▸ **Problem description**:
Report the number of lines where the string "другой" occurs, and write nothing else.

══════════

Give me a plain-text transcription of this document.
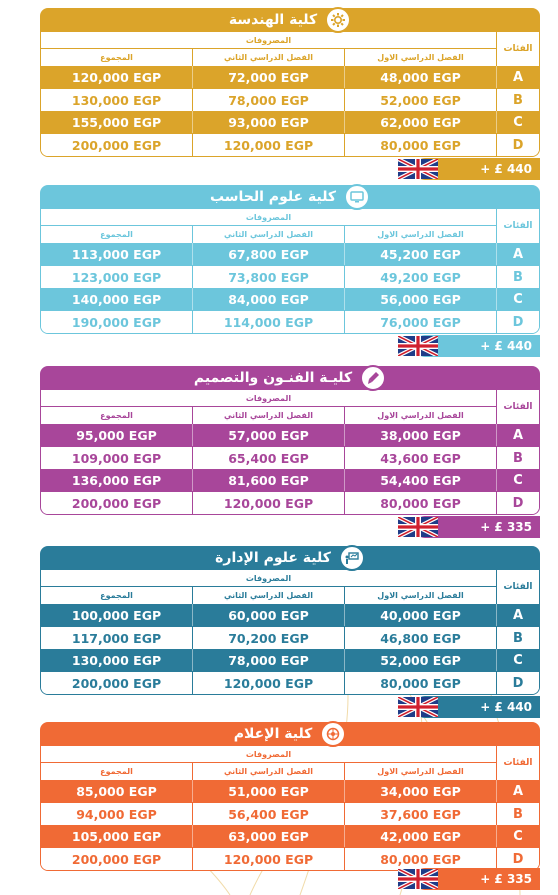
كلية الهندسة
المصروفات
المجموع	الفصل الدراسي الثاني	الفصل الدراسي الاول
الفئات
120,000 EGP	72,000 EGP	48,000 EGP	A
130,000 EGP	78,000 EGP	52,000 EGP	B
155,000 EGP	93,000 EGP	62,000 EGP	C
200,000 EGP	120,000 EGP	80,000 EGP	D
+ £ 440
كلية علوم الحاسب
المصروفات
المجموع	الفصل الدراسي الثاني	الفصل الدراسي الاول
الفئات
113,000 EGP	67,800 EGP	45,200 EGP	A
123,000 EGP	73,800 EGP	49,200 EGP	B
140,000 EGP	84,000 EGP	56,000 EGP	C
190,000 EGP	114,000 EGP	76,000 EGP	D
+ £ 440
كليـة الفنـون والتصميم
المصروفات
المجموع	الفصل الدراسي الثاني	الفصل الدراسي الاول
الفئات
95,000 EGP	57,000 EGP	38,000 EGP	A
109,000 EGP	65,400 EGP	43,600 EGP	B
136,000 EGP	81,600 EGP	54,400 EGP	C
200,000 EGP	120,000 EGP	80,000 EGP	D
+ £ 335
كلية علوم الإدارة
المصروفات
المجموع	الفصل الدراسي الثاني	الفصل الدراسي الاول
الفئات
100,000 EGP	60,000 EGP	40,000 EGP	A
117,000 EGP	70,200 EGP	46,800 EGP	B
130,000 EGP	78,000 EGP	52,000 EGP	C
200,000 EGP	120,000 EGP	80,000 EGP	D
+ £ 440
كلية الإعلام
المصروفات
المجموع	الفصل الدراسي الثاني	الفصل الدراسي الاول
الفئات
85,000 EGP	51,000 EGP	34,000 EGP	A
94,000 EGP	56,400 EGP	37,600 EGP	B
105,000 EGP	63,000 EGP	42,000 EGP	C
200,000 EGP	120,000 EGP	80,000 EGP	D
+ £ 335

══════════

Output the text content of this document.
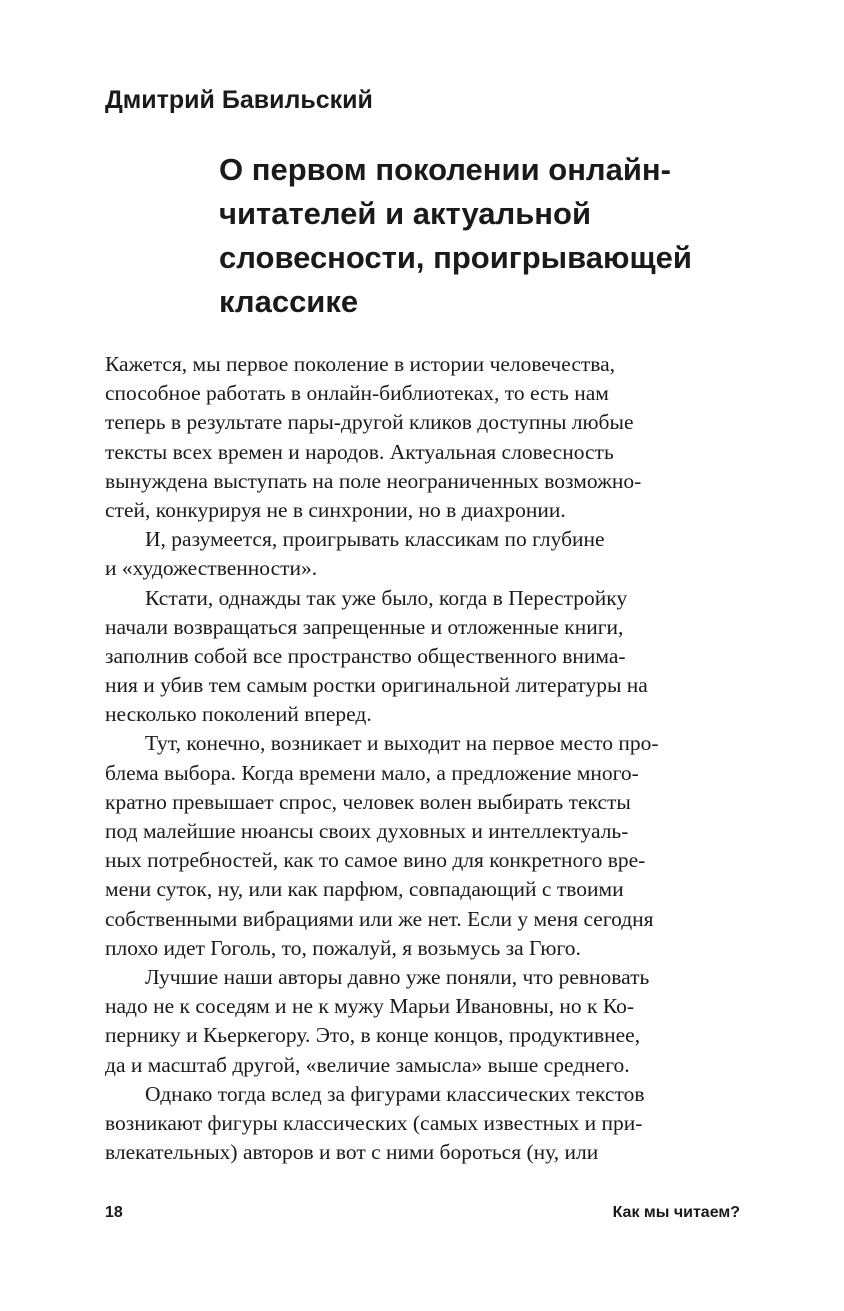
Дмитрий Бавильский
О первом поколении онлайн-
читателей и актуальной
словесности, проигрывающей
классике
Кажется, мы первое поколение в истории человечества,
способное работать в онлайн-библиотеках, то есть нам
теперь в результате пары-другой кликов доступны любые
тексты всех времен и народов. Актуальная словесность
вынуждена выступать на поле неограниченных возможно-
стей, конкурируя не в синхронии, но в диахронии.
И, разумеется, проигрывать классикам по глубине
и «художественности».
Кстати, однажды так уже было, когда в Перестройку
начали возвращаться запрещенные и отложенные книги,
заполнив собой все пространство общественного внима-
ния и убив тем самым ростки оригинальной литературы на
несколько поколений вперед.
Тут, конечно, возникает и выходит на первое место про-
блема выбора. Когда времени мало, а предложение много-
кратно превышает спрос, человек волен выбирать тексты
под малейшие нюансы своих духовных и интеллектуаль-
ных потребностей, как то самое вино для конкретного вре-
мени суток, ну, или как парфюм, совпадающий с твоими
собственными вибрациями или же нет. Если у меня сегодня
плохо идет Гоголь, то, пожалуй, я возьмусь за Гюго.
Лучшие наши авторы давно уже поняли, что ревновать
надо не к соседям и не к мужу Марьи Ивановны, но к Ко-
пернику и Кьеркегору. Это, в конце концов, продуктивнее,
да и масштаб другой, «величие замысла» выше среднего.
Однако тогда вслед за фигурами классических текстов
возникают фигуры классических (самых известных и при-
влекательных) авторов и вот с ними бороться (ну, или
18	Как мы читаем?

══════════

▸ **The response**:
2